**Task instructions**. Filter this material down to the lines that hold "JSON", copying each one.

start Data listing

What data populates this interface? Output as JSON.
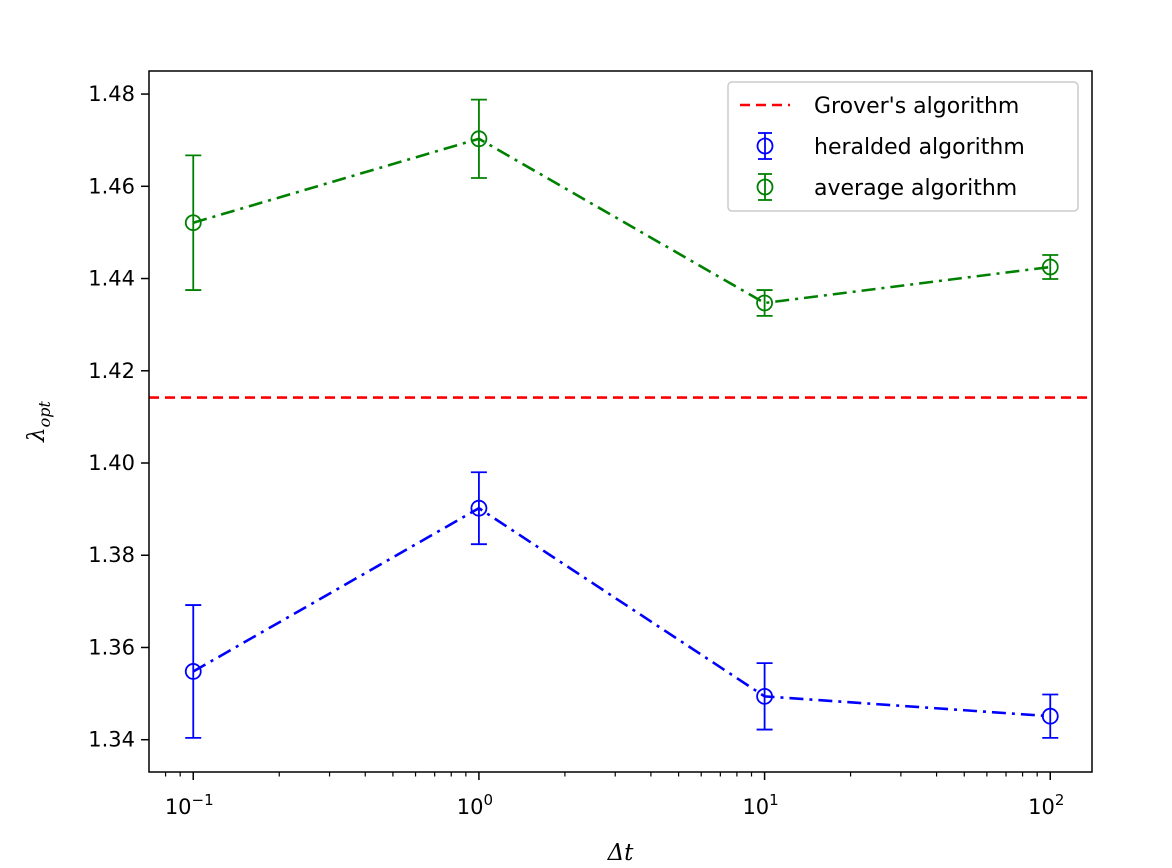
{
  "chart_data": {
    "type": "line",
    "title": "",
    "xlabel": "Δt",
    "ylabel": "λ_opt",
    "xscale": "log",
    "xlim": [
      0.07,
      140
    ],
    "ylim": [
      1.333,
      1.485
    ],
    "x_ticks": [
      {
        "value": 0.1,
        "base": "10",
        "exp": "−1"
      },
      {
        "value": 1,
        "base": "10",
        "exp": "0"
      },
      {
        "value": 10,
        "base": "10",
        "exp": "1"
      },
      {
        "value": 100,
        "base": "10",
        "exp": "2"
      }
    ],
    "y_ticks": [
      "1.34",
      "1.36",
      "1.38",
      "1.40",
      "1.42",
      "1.44",
      "1.46",
      "1.48"
    ],
    "grid": false,
    "legend_position": "top-right",
    "reference_line": {
      "name": "Grover's algorithm",
      "y": 1.4142,
      "color": "#ff0000",
      "style": "dashed"
    },
    "series": [
      {
        "name": "heralded algorithm",
        "color": "#0000ff",
        "x": [
          0.1,
          1,
          10,
          100
        ],
        "y": [
          1.3548,
          1.3902,
          1.3494,
          1.3451
        ],
        "yerr": [
          0.0144,
          0.0078,
          0.0072,
          0.0047
        ],
        "marker": "open-circle",
        "linestyle": "dashdot"
      },
      {
        "name": "average algorithm",
        "color": "#008000",
        "x": [
          0.1,
          1,
          10,
          100
        ],
        "y": [
          1.4521,
          1.4703,
          1.4347,
          1.4425
        ],
        "yerr": [
          0.0146,
          0.0085,
          0.0028,
          0.0026
        ],
        "marker": "open-circle",
        "linestyle": "dashdot"
      }
    ]
  }
}
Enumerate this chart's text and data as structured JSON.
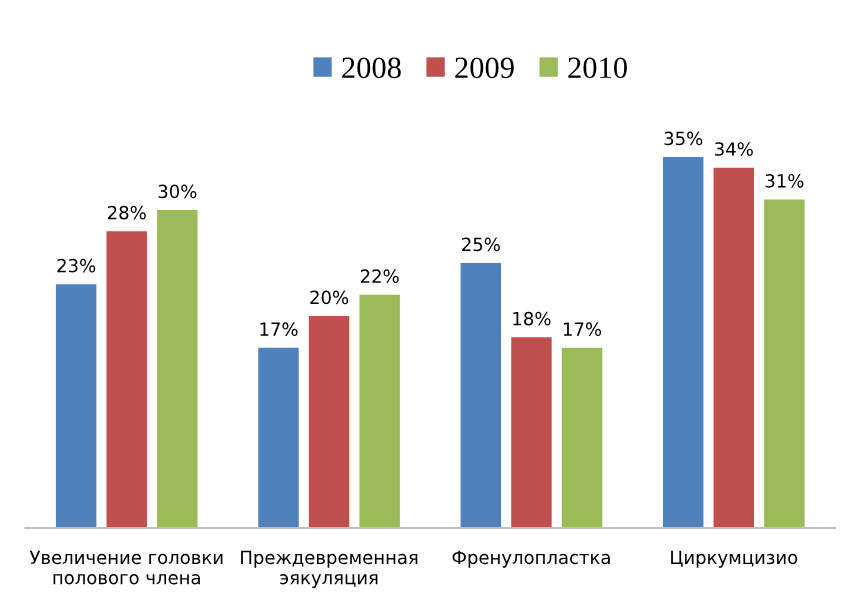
{
  "chart_data": {
    "type": "bar",
    "categories": [
      "Увеличение головки\nполового члена",
      "Преждевременная\nэякуляция",
      "Френулопластка",
      "Циркумцизио"
    ],
    "series": [
      {
        "name": "2008",
        "color": "#4f81bd",
        "values": [
          23,
          17,
          25,
          35
        ],
        "value_labels": [
          "23%",
          "17%",
          "25%",
          "35%"
        ]
      },
      {
        "name": "2009",
        "color": "#c0504d",
        "values": [
          28,
          20,
          18,
          34
        ],
        "value_labels": [
          "28%",
          "20%",
          "18%",
          "34%"
        ]
      },
      {
        "name": "2010",
        "color": "#9bbb59",
        "values": [
          30,
          22,
          17,
          31
        ],
        "value_labels": [
          "30%",
          "22%",
          "17%",
          "31%"
        ]
      }
    ],
    "grid": false,
    "legend": "top",
    "tick_labels": "x"
  }
}
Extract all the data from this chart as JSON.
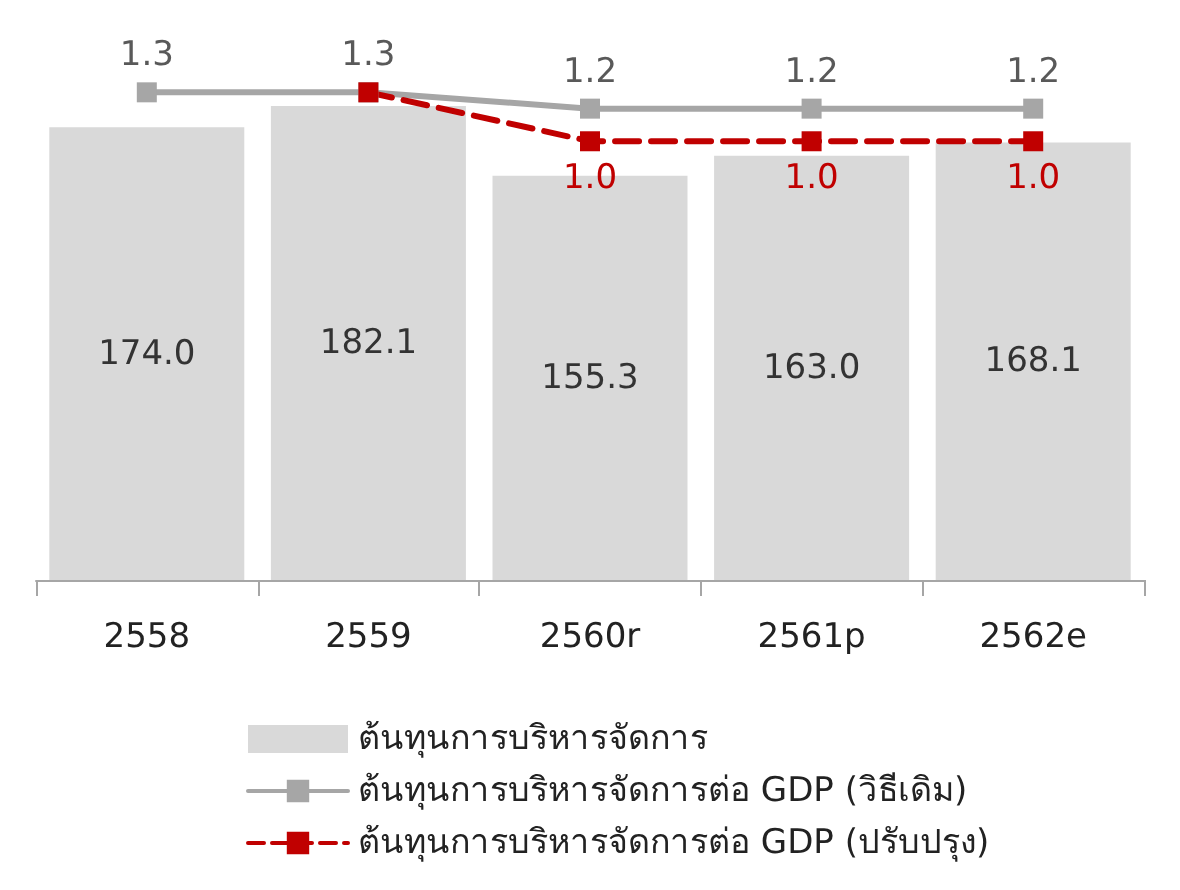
{
  "chart_data": {
    "type": "bar",
    "categories": [
      "2558",
      "2559",
      "2560r",
      "2561p",
      "2562e"
    ],
    "series": [
      {
        "name": "ต้นทุนการบริหารจัดการ",
        "color": "#d9d9d9",
        "values": [
          174.0,
          182.1,
          155.3,
          163.0,
          168.1
        ],
        "value_labels": [
          "174.0",
          "182.1",
          "155.3",
          "163.0",
          "168.1"
        ]
      },
      {
        "type": "line",
        "axis": "y2",
        "name": "ต้นทุนการบริหารจัดการต่อ GDP (วิธีเดิม)",
        "color": "#a6a6a6",
        "values": [
          1.3,
          1.3,
          1.2,
          1.2,
          1.2
        ],
        "value_labels": [
          "1.3",
          "1.3",
          "1.2",
          "1.2",
          "1.2"
        ],
        "line_style": "solid"
      },
      {
        "type": "line",
        "axis": "y2",
        "name": "ต้นทุนการบริหารจัดการต่อ GDP (ปรับปรุง)",
        "color": "#c00000",
        "values": [
          null,
          1.3,
          1.0,
          1.0,
          1.0
        ],
        "value_labels": [
          null,
          null,
          "1.0",
          "1.0",
          "1.0"
        ],
        "line_style": "dashed"
      }
    ],
    "tick_labels": "x",
    "marker": "square",
    "legend": "bottom",
    "grid": false
  }
}
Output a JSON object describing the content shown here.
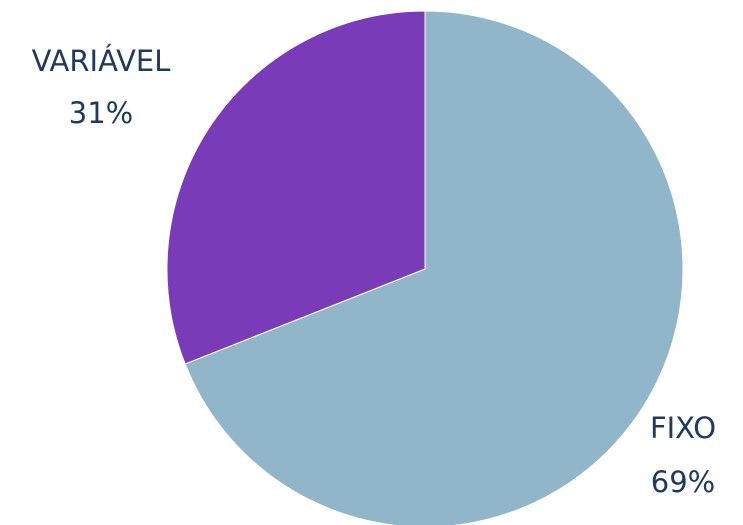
{
  "chart_data": {
    "type": "pie",
    "title": "",
    "start_angle_deg": 0,
    "direction": "clockwise",
    "slices": [
      {
        "label": "FIXO",
        "value": 69,
        "value_text": "69%",
        "color": "#92b6c9"
      },
      {
        "label": "VARIÁVEL",
        "value": 31,
        "value_text": "31%",
        "color": "#793bb8"
      }
    ],
    "legend": "none",
    "data_labels": "outside"
  }
}
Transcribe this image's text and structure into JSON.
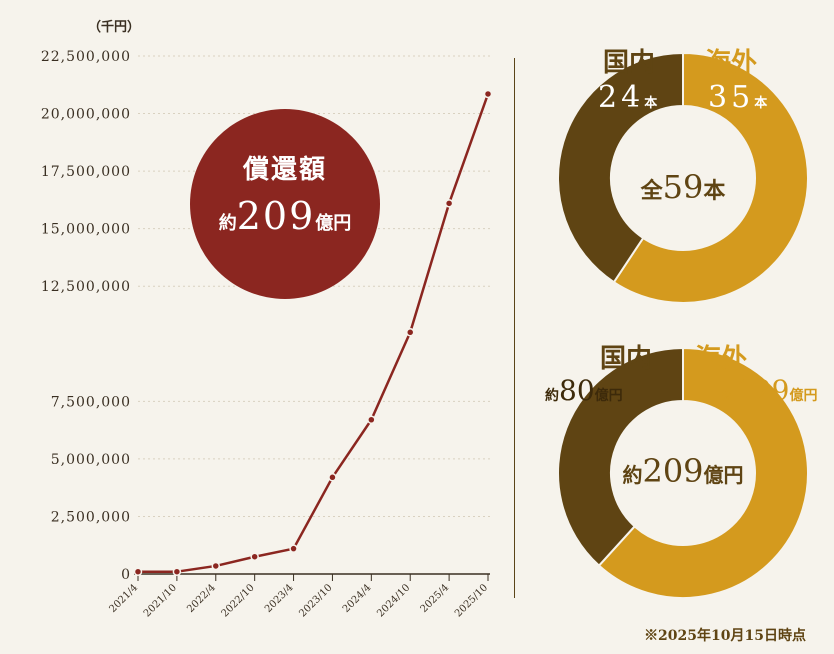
{
  "chart_data": {
    "type": "line",
    "unit_label": "（千円）",
    "x": [
      "2021/4",
      "2021/10",
      "2022/4",
      "2022/10",
      "2023/4",
      "2023/10",
      "2024/4",
      "2024/10",
      "2025/4",
      "2025/10"
    ],
    "series": [
      {
        "values": [
          100000,
          100000,
          350000,
          750000,
          1100000,
          4200000,
          6700000,
          10500000,
          16100000,
          20850000
        ]
      }
    ],
    "yticks": [
      0,
      2500000,
      5000000,
      7500000,
      12500000,
      15000000,
      17500000,
      20000000,
      22500000
    ],
    "ytick_labels": [
      "0",
      "2,500,000",
      "5,000,000",
      "7,500,000",
      "12,500,000",
      "15,000,000",
      "17,500,000",
      "20,000,000",
      "22,500,000"
    ],
    "ylim": [
      0,
      22500000
    ],
    "line_color": "#8b2620",
    "grid": true
  },
  "badge": {
    "title": "償還額",
    "prefix": "約",
    "value": "209",
    "suffix": "億円"
  },
  "donut_count": {
    "domestic": {
      "label": "国内",
      "value": "24",
      "unit": "本",
      "count": 24
    },
    "overseas": {
      "label": "海外",
      "value": "35",
      "unit": "本",
      "count": 35
    },
    "center": {
      "prefix": "全",
      "value": "59",
      "suffix": "本"
    }
  },
  "donut_amount": {
    "domestic": {
      "label": "国内",
      "prefix": "約",
      "value": "80",
      "unit": "億円",
      "amount": 80
    },
    "overseas": {
      "label": "海外",
      "prefix": "約",
      "value": "129",
      "unit": "億円",
      "amount": 129
    },
    "center": {
      "prefix": "約",
      "value": "209",
      "suffix": "億円"
    }
  },
  "colors": {
    "domestic": "#5f4413",
    "overseas": "#d49a1e",
    "accent": "#8b2620"
  },
  "note": "※2025年10月15日時点"
}
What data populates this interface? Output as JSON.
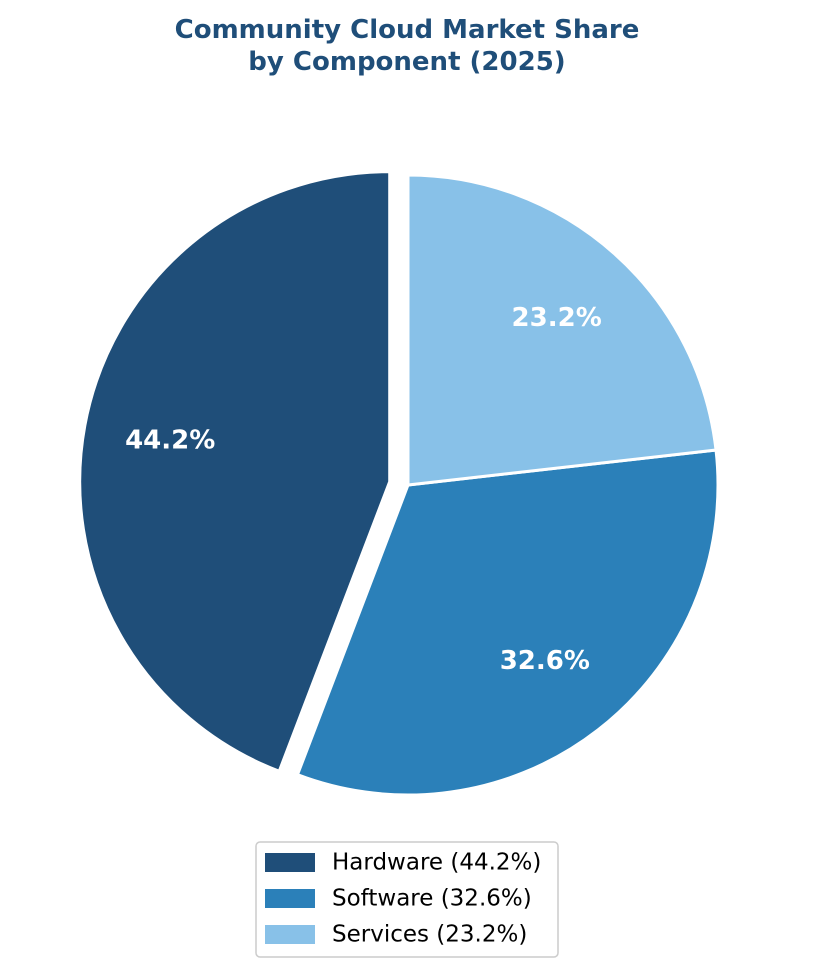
{
  "chart_data": {
    "type": "pie",
    "title_lines": [
      "Community Cloud Market Share",
      "by Component (2025)"
    ],
    "categories": [
      "Hardware (44.2%)",
      "Software (32.6%)",
      "Services (23.2%)"
    ],
    "values": [
      44.2,
      32.6,
      23.2
    ],
    "value_labels": [
      "44.2%",
      "32.6%",
      "23.2%"
    ],
    "colors": [
      "#1f4e79",
      "#2b80b9",
      "#88c1e8"
    ],
    "explode": [
      0.06,
      0,
      0
    ],
    "startangle": 90,
    "legend": "lower center"
  }
}
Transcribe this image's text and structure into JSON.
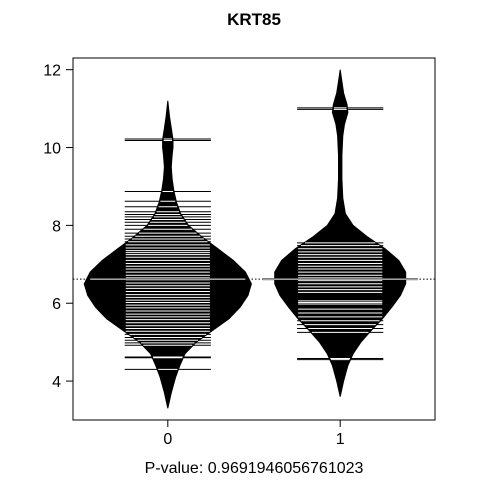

end Data listing

**Task solution**.
What data populates this interface? Output as JSON.
Enumerate this chart's text and data as structured JSON.
Extract all the data from this chart as JSON.
Output a JSON object describing the content shown here.
Transcribe this image's text and structure into JSON.
What data populates this interface? Output as JSON.
Transcribe this image's text and structure into JSON.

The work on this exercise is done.